(Dataset rows about figures)
══════════════════════════════

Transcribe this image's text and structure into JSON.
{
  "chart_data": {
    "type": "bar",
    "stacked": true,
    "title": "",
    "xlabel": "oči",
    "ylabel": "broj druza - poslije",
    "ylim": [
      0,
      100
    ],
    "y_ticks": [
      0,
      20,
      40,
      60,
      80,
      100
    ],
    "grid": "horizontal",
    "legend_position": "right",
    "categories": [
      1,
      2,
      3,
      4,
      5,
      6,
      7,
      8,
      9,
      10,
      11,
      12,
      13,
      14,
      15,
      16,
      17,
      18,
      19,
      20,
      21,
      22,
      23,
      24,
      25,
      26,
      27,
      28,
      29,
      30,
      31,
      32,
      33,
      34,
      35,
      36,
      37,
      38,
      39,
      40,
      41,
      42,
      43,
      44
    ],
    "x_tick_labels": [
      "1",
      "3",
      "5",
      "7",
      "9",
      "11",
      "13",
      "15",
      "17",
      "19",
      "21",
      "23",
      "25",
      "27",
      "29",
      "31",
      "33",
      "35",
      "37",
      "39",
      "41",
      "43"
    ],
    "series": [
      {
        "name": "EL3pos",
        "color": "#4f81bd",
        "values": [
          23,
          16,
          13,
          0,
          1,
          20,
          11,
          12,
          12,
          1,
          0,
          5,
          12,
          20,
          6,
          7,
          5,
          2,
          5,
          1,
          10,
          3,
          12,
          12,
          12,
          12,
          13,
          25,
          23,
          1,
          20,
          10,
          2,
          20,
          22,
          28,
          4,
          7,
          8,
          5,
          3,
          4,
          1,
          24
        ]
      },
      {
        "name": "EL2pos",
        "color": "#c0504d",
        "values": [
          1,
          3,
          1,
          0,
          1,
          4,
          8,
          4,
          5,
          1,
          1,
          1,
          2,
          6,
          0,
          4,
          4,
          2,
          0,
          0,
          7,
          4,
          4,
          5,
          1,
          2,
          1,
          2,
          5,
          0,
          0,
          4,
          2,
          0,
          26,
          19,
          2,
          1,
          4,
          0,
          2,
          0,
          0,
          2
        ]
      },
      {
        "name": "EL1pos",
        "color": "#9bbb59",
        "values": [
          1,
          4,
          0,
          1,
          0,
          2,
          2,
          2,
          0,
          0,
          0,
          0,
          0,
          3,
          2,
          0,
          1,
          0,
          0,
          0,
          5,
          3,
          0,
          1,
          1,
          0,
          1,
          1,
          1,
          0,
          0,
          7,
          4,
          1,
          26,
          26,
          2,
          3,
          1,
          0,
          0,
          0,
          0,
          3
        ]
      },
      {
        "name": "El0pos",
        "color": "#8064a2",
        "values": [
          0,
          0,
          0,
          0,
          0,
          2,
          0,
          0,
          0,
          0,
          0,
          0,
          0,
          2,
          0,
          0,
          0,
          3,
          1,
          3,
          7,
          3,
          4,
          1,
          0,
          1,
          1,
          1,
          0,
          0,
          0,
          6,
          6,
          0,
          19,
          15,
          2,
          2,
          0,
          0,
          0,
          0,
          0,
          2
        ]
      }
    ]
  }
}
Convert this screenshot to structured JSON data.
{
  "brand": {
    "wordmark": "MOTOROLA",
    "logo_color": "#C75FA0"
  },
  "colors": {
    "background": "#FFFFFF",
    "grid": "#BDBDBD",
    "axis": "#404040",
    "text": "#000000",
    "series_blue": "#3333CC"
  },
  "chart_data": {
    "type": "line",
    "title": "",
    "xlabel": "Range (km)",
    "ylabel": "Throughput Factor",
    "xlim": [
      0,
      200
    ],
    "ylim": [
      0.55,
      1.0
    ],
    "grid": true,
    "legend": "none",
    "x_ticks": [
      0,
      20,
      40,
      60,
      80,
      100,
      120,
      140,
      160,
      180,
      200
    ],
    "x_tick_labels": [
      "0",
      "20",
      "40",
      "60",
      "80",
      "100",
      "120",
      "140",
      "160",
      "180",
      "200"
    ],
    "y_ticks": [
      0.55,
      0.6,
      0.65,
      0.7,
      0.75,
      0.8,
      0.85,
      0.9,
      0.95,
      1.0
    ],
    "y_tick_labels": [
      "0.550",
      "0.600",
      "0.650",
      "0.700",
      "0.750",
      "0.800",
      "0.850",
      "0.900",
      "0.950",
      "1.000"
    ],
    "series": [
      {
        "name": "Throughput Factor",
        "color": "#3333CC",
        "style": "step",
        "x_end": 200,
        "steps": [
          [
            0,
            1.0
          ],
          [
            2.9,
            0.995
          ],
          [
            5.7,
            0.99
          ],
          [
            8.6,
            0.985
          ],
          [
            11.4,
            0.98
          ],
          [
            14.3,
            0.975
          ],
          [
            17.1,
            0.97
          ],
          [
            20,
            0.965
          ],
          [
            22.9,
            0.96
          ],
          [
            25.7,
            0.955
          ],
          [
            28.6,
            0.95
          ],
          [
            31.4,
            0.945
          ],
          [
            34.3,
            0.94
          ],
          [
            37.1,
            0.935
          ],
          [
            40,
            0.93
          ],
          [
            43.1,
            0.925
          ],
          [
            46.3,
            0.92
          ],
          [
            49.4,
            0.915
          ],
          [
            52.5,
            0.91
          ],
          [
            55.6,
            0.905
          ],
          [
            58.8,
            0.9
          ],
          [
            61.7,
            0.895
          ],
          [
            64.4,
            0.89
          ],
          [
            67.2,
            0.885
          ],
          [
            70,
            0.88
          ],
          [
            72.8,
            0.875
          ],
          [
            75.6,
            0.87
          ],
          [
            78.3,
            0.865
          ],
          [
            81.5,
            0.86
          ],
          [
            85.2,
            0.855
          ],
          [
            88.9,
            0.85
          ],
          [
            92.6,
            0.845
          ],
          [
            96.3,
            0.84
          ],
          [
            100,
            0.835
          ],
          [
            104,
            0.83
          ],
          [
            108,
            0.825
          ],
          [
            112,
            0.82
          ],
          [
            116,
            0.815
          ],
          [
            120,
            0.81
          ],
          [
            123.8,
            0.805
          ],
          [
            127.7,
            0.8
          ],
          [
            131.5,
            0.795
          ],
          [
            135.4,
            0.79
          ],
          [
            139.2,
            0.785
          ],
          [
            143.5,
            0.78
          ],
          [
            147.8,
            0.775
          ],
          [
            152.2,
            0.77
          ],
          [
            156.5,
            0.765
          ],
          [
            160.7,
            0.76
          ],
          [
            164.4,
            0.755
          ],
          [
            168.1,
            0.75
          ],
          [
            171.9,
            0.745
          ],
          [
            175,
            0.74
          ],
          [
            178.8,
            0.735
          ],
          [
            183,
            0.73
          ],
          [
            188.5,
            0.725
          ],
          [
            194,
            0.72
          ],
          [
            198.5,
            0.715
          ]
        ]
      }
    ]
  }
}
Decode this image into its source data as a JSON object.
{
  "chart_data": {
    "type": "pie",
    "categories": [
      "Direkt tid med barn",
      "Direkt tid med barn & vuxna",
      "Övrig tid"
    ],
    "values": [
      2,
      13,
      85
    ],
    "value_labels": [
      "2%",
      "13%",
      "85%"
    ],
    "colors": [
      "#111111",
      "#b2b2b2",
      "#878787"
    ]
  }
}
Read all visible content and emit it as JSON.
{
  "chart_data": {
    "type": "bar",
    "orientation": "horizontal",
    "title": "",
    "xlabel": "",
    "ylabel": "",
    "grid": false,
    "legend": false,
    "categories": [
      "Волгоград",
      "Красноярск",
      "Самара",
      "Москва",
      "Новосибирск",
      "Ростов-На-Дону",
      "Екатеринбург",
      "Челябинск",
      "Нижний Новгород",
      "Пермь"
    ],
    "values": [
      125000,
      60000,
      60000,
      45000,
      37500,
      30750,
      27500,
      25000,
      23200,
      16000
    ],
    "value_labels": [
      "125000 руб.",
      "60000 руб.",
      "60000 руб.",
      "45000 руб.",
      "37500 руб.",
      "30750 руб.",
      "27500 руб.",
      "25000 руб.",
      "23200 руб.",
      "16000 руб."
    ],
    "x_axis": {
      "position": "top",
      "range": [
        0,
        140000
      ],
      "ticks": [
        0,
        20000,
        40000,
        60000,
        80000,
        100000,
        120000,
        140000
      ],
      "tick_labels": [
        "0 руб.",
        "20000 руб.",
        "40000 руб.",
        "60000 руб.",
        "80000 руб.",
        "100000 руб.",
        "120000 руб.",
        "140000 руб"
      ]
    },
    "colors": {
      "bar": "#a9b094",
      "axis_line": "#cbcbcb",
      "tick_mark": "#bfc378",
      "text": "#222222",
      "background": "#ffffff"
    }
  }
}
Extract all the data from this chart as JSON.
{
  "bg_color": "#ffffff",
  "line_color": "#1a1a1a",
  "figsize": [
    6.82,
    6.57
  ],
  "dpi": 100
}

══════════════════════════════

### [Task statement]
Filter the data, keeping only the lines that contain "Throughput".

### [Solution]
    "ylabel": "Throughput Factor",
        "name": "Throughput Factor",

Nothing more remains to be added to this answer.